[BEGIN PROVIDED MATERIAL]

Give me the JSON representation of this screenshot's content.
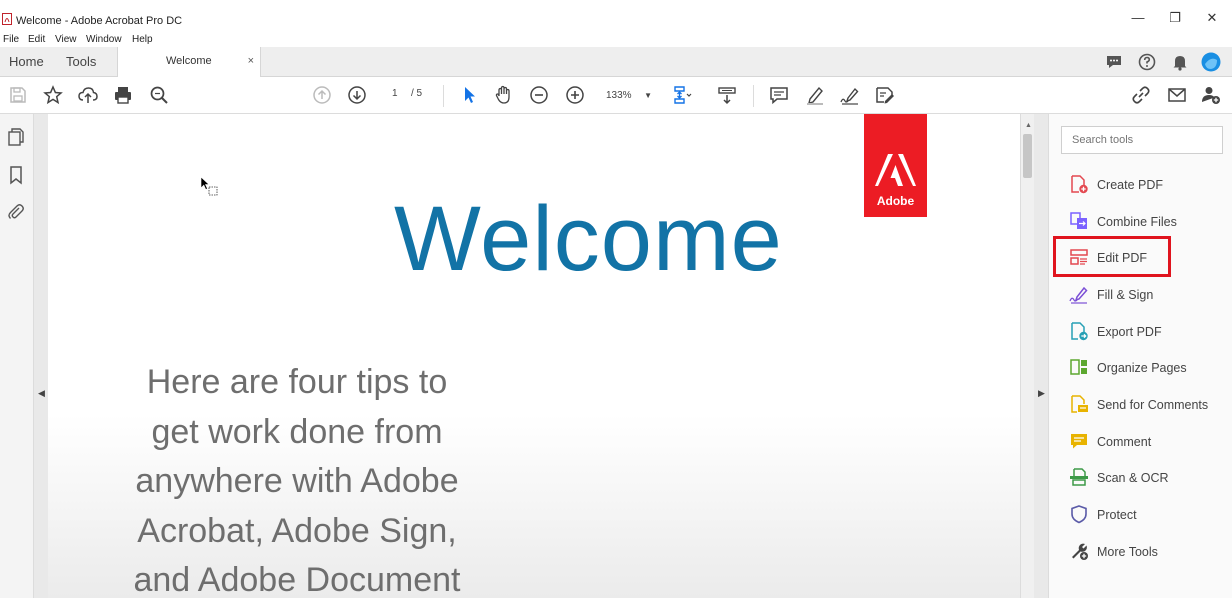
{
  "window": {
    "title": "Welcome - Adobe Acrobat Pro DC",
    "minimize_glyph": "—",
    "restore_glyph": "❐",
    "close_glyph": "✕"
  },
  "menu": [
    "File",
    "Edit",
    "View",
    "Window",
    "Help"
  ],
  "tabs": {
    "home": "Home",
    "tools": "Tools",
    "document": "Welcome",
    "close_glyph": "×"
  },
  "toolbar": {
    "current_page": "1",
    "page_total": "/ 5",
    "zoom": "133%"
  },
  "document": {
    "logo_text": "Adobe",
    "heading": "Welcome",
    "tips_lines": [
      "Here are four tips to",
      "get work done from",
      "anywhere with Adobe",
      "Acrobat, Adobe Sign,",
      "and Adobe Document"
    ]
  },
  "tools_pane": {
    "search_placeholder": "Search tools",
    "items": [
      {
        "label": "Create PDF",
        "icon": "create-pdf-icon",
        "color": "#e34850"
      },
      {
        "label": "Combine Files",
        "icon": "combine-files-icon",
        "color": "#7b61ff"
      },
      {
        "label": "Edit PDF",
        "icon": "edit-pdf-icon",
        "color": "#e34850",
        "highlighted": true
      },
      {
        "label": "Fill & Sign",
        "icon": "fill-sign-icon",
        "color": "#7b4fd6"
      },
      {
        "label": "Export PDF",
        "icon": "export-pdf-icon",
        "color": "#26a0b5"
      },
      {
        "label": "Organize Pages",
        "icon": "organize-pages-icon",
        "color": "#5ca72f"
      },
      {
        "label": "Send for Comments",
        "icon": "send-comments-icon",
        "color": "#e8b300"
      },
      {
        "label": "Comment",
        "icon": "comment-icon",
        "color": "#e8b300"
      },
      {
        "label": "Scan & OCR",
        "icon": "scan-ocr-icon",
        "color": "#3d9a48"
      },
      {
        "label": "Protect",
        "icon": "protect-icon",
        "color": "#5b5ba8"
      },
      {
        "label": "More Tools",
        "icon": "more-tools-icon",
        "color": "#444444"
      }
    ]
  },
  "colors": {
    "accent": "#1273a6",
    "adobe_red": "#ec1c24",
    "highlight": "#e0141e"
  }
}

[END PROVIDED MATERIAL]

Check each line of the records above for "Acrobat", and copy those that have it.

    "title": "Welcome - Adobe Acrobat Pro DC",
      "Acrobat, Adobe Sign,",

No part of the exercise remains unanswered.